## SHORT EXERCISE
For each line below that includes the word "гимнастика", make a copy.

## RAW RECORDS
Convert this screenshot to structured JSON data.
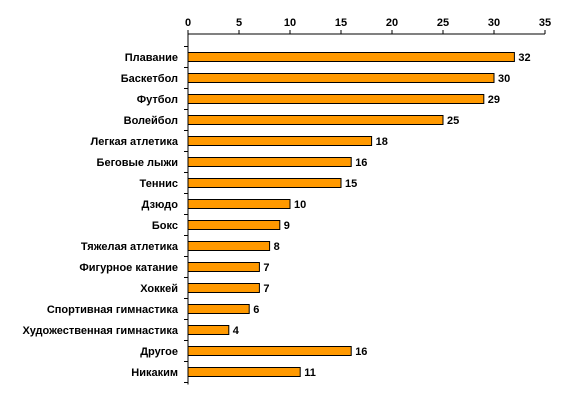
{
  "chart_data": {
    "type": "bar",
    "orientation": "horizontal",
    "categories": [
      "Плавание",
      "Баскетбол",
      "Футбол",
      "Волейбол",
      "Легкая атлетика",
      "Беговые лыжи",
      "Теннис",
      "Дзюдо",
      "Бокс",
      "Тяжелая атлетика",
      "Фигурное катание",
      "Хоккей",
      "Спортивная гимнастика",
      "Художественная гимнастика",
      "Другое",
      "Никаким"
    ],
    "values": [
      32,
      30,
      29,
      25,
      18,
      16,
      15,
      10,
      9,
      8,
      7,
      7,
      6,
      4,
      16,
      11
    ],
    "xlim": [
      0,
      35
    ],
    "xticks": [
      0,
      5,
      10,
      15,
      20,
      25,
      30,
      35
    ],
    "axis_position": "top",
    "grid": false,
    "legend": "none",
    "data_labels": true,
    "bar_color": "#FF9900",
    "bar_edge_color": "#000000"
  }
}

## WRITTEN ANSWER
      "Спортивная гимнастика",
      "Художественная гимнастика",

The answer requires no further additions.